### Task instructions:
Review the lines that follow and copy each one that contains the word "aaron".

### Supplied information:
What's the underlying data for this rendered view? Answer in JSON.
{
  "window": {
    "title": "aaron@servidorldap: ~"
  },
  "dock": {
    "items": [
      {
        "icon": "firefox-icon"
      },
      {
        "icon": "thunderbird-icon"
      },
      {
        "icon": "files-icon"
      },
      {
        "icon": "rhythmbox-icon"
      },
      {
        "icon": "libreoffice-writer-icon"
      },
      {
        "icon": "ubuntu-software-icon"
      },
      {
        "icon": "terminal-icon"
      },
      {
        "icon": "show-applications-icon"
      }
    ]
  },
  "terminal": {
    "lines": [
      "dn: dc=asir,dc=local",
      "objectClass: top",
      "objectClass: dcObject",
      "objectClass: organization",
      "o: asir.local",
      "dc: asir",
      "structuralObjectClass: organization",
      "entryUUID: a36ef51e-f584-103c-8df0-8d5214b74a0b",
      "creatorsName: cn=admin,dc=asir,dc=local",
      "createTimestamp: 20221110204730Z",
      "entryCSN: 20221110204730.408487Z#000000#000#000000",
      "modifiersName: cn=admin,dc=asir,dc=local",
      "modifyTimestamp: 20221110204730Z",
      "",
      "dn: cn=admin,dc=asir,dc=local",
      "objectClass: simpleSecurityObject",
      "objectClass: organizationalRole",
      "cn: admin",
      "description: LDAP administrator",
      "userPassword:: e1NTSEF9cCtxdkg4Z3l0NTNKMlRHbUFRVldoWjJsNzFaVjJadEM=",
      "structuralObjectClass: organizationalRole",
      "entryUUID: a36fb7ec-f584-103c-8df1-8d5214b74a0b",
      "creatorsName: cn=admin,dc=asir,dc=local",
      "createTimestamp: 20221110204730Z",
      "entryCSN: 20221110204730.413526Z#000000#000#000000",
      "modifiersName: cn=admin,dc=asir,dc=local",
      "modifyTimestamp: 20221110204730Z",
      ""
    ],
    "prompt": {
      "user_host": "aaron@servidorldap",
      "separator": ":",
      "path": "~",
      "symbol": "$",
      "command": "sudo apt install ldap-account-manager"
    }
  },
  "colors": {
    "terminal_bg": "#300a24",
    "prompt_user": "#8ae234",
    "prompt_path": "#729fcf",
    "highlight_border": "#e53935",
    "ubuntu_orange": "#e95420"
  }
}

### Final result:
    "title": "aaron@servidorldap: ~"
      "user_host": "aaron@servidorldap",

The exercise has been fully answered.